• Data provided:
** begin **

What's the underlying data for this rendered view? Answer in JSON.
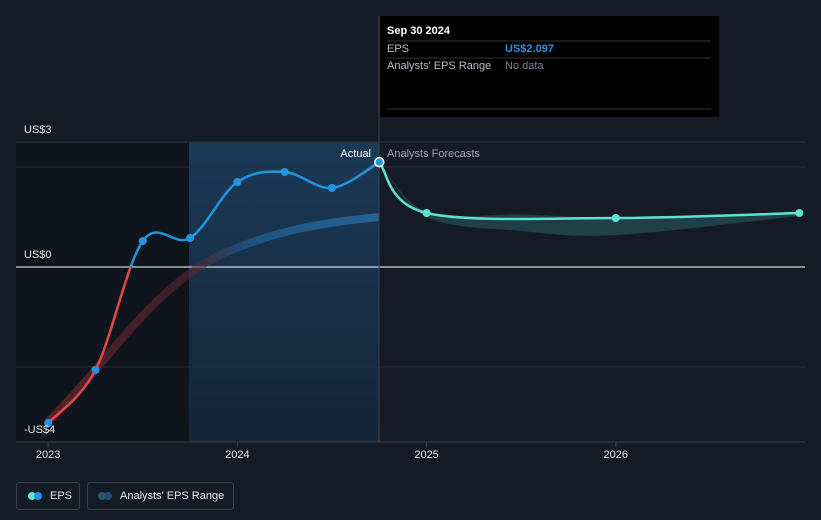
{
  "tooltip": {
    "date": "Sep 30 2024",
    "rows": [
      {
        "label": "EPS",
        "value": "US$2.097"
      },
      {
        "label": "Analysts' EPS Range",
        "value": "No data"
      }
    ]
  },
  "chart_data": {
    "type": "line",
    "xlim": [
      2022.83,
      2027.0
    ],
    "xticks": [
      2023,
      2024,
      2025,
      2026
    ],
    "ylim": [
      -3.5,
      2.5
    ],
    "yticks": [
      2,
      {
        "value": 0,
        "label": "US$0"
      },
      -2
    ],
    "y_range_labels": [
      "US$3",
      "-US$4"
    ],
    "actual_label": "Actual",
    "forecast_label": "Analysts Forecasts",
    "series": [
      {
        "name": "EPS",
        "color": "#2394df",
        "negative_color": "#e0464a",
        "x": [
          2023.0,
          2023.25,
          2023.5,
          2023.75,
          2024.0,
          2024.25,
          2024.5,
          2024.75
        ],
        "values": [
          -3.12,
          -2.06,
          0.52,
          0.58,
          1.7,
          1.9,
          1.58,
          2.097
        ]
      },
      {
        "name": "Analysts' EPS Range",
        "color": "#2b5c61",
        "x": [
          2024.75,
          2025.0,
          2025.5,
          2026.0,
          2026.97
        ],
        "low": [
          2.097,
          1.0,
          0.72,
          0.64,
          1.02
        ],
        "high": [
          2.097,
          1.1,
          1.05,
          1.0,
          1.1
        ]
      }
    ],
    "forecast": {
      "color": "#5ce3cf",
      "x": [
        2024.75,
        2025.0,
        2026.0,
        2026.97
      ],
      "values": [
        2.097,
        1.08,
        0.98,
        1.08
      ]
    }
  }
}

** end **

• Exercise objective:
Gather all lines from the records above in which "Analysts" appears.

• Solution to this exercise:
        "label": "Analysts' EPS Range",
    "forecast_label": "Analysts Forecasts",
        "name": "Analysts' EPS Range",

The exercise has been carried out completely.